● Task statement
No images are to be carried over; print all other material exactly as it stands.

## START Dataset extract

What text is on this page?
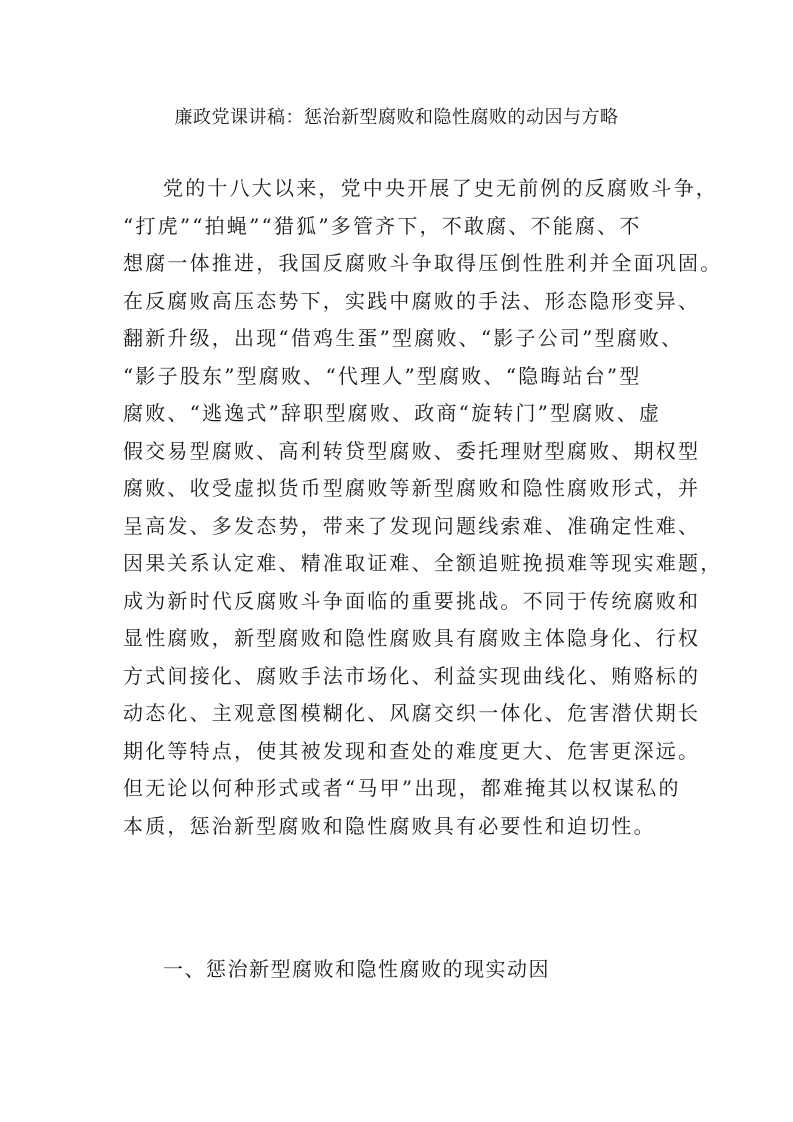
廉政党课讲稿：惩治新型腐败和隐性腐败的动因与方略
党的十八大以来，党中央开展了史无前例的反腐败斗争，
“打虎”“拍蝇”“猎狐”多管齐下，不敢腐、不能腐、不
想腐一体推进，我国反腐败斗争取得压倒性胜利并全面巩固。
在反腐败高压态势下，实践中腐败的手法、形态隐形变异、
翻新升级，出现“借鸡生蛋”型腐败、“影子公司”型腐败、
“影子股东”型腐败、“代理人”型腐败、“隐晦站台”型
腐败、“逃逸式”辞职型腐败、政商“旋转门”型腐败、虚
假交易型腐败、高利转贷型腐败、委托理财型腐败、期权型
腐败、收受虚拟货币型腐败等新型腐败和隐性腐败形式，并
呈高发、多发态势，带来了发现问题线索难、准确定性难、
因果关系认定难、精准取证难、全额追赃挽损难等现实难题，
成为新时代反腐败斗争面临的重要挑战。不同于传统腐败和
显性腐败，新型腐败和隐性腐败具有腐败主体隐身化、行权
方式间接化、腐败手法市场化、利益实现曲线化、贿赂标的
动态化、主观意图模糊化、风腐交织一体化、危害潜伏期长
期化等特点，使其被发现和查处的难度更大、危害更深远。
但无论以何种形式或者“马甲”出现，都难掩其以权谋私的
本质，惩治新型腐败和隐性腐败具有必要性和迫切性。
一、惩治新型腐败和隐性腐败的现实动因
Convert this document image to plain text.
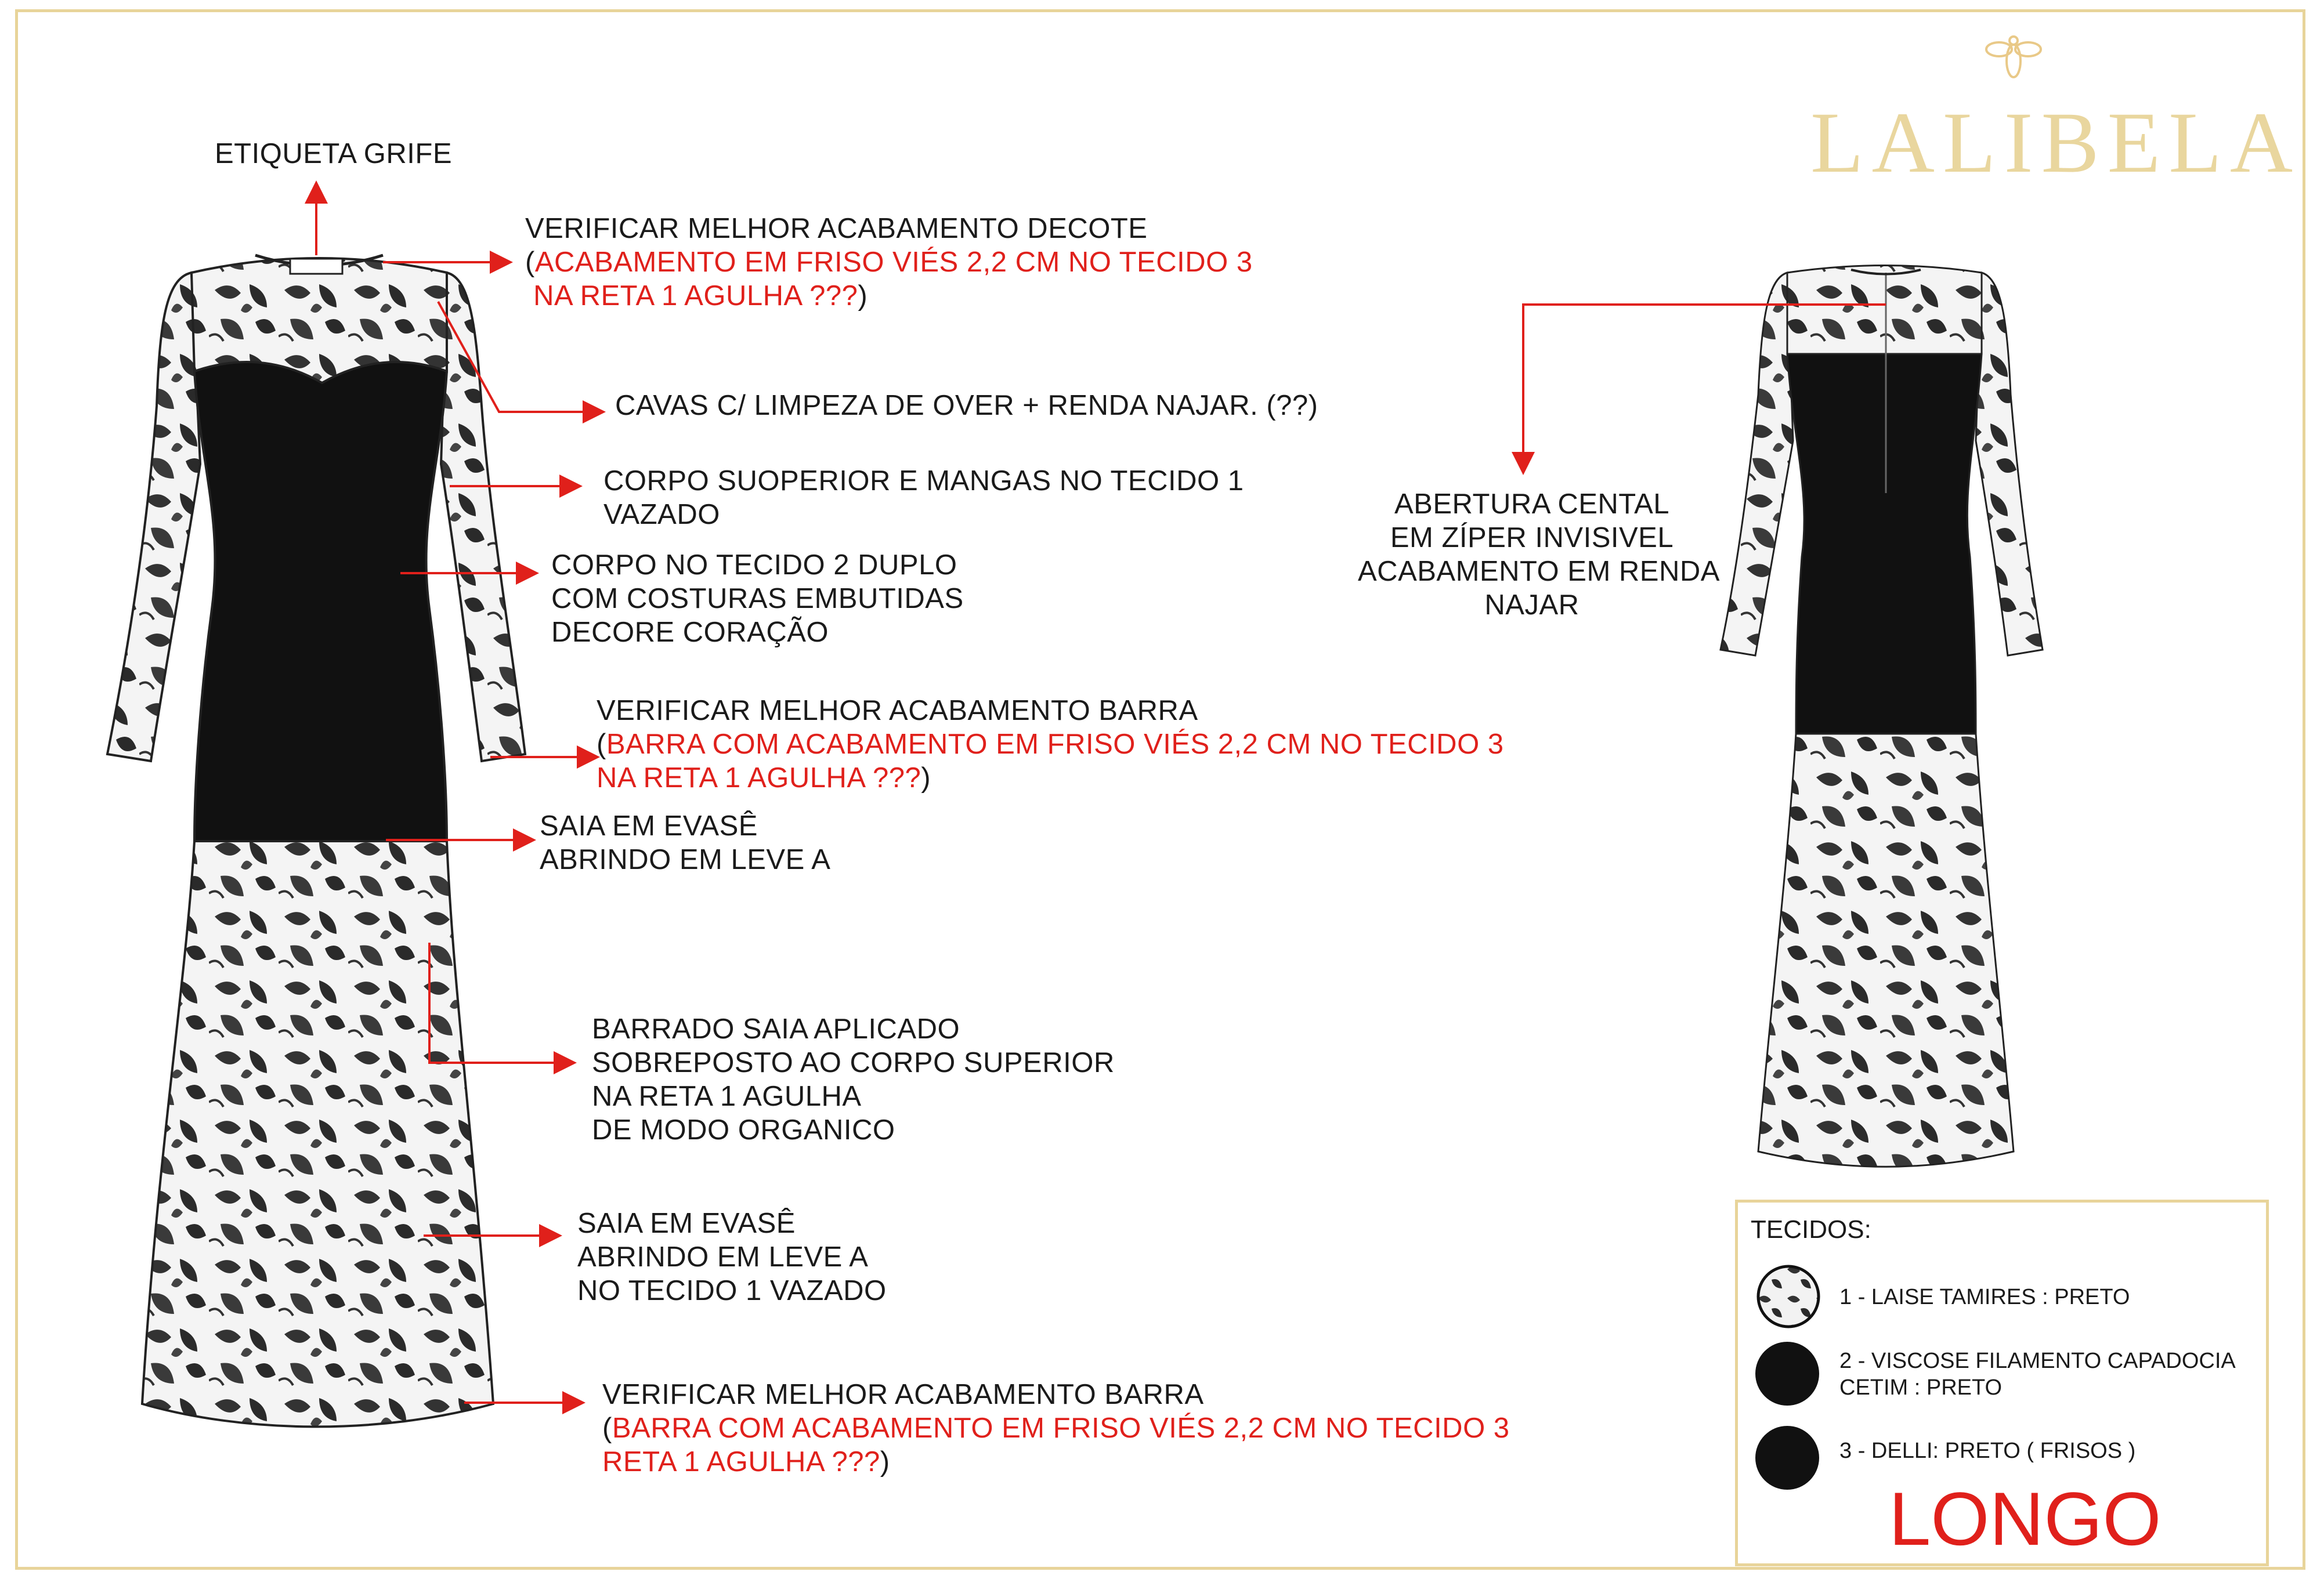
LALIBELA
ETIQUETA GRIFE
VERIFICAR MELHOR ACABAMENTO DECOTE
(ACABAMENTO EM FRISO VIÉS 2,2 CM NO TECIDO 3
NA RETA 1 AGULHA ???)
CAVAS C/ LIMPEZA DE OVER + RENDA NAJAR. (??)
CORPO SUOPERIOR E MANGAS NO TECIDO 1
VAZADO
CORPO NO TECIDO 2 DUPLO
COM COSTURAS EMBUTIDAS
DECORE CORAÇÃO
VERIFICAR MELHOR ACABAMENTO BARRA
(BARRA COM ACABAMENTO EM FRISO VIÉS 2,2 CM NO TECIDO 3
NA RETA 1 AGULHA ???)
SAIA EM EVASÊ
ABRINDO EM LEVE A
BARRADO SAIA APLICADO
SOBREPOSTO AO CORPO SUPERIOR
NA RETA 1 AGULHA
DE MODO ORGANICO
SAIA EM EVASÊ
ABRINDO EM LEVE A
NO TECIDO 1 VAZADO
VERIFICAR MELHOR ACABAMENTO BARRA
(BARRA COM ACABAMENTO EM FRISO VIÉS 2,2 CM NO TECIDO 3
RETA 1 AGULHA ???)
ABERTURA CENTAL
EM ZÍPER INVISIVEL
ACABAMENTO EM RENDA
NAJAR
TECIDOS:
1 - LAISE TAMIRES : PRETO
2 - VISCOSE FILAMENTO CAPADOCIA
CETIM : PRETO
3 - DELLI: PRETO ( FRISOS )
LONGO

## END Dataset extract

● Written solution
What text is on this page?
廉政党课讲稿：惩治新型腐败和隐性腐败的动因与方略
党的十八大以来，党中央开展了史无前例的反腐败斗争，
“打虎”“拍蝇”“猎狐”多管齐下，不敢腐、不能腐、不
想腐一体推进，我国反腐败斗争取得压倒性胜利并全面巩固。
在反腐败高压态势下，实践中腐败的手法、形态隐形变异、
翻新升级，出现“借鸡生蛋”型腐败、“影子公司”型腐败、
“影子股东”型腐败、“代理人”型腐败、“隐晦站台”型
腐败、“逃逸式”辞职型腐败、政商“旋转门”型腐败、虚
假交易型腐败、高利转贷型腐败、委托理财型腐败、期权型
腐败、收受虚拟货币型腐败等新型腐败和隐性腐败形式，并
呈高发、多发态势，带来了发现问题线索难、准确定性难、
因果关系认定难、精准取证难、全额追赃挽损难等现实难题，
成为新时代反腐败斗争面临的重要挑战。不同于传统腐败和
显性腐败，新型腐败和隐性腐败具有腐败主体隐身化、行权
方式间接化、腐败手法市场化、利益实现曲线化、贿赂标的
动态化、主观意图模糊化、风腐交织一体化、危害潜伏期长
期化等特点，使其被发现和查处的难度更大、危害更深远。
但无论以何种形式或者“马甲”出现，都难掩其以权谋私的
本质，惩治新型腐败和隐性腐败具有必要性和迫切性。
一、惩治新型腐败和隐性腐败的现实动因
Convert this document image to plain text.
LALIBELA
ETIQUETA GRIFE
VERIFICAR MELHOR ACABAMENTO DECOTE
(ACABAMENTO EM FRISO VIÉS 2,2 CM NO TECIDO 3
NA RETA 1 AGULHA ???)
CAVAS C/ LIMPEZA DE OVER + RENDA NAJAR. (??)
CORPO SUOPERIOR E MANGAS NO TECIDO 1
VAZADO
CORPO NO TECIDO 2 DUPLO
COM COSTURAS EMBUTIDAS
DECORE CORAÇÃO
VERIFICAR MELHOR ACABAMENTO BARRA
(BARRA COM ACABAMENTO EM FRISO VIÉS 2,2 CM NO TECIDO 3
NA RETA 1 AGULHA ???)
SAIA EM EVASÊ
ABRINDO EM LEVE A
BARRADO SAIA APLICADO
SOBREPOSTO AO CORPO SUPERIOR
NA RETA 1 AGULHA
DE MODO ORGANICO
SAIA EM EVASÊ
ABRINDO EM LEVE A
NO TECIDO 1 VAZADO
VERIFICAR MELHOR ACABAMENTO BARRA
(BARRA COM ACABAMENTO EM FRISO VIÉS 2,2 CM NO TECIDO 3
RETA 1 AGULHA ???)
ABERTURA CENTAL
EM ZÍPER INVISIVEL
ACABAMENTO EM RENDA
NAJAR
TECIDOS:
1 - LAISE TAMIRES : PRETO
2 - VISCOSE FILAMENTO CAPADOCIA
CETIM : PRETO
3 - DELLI: PRETO ( FRISOS )
LONGO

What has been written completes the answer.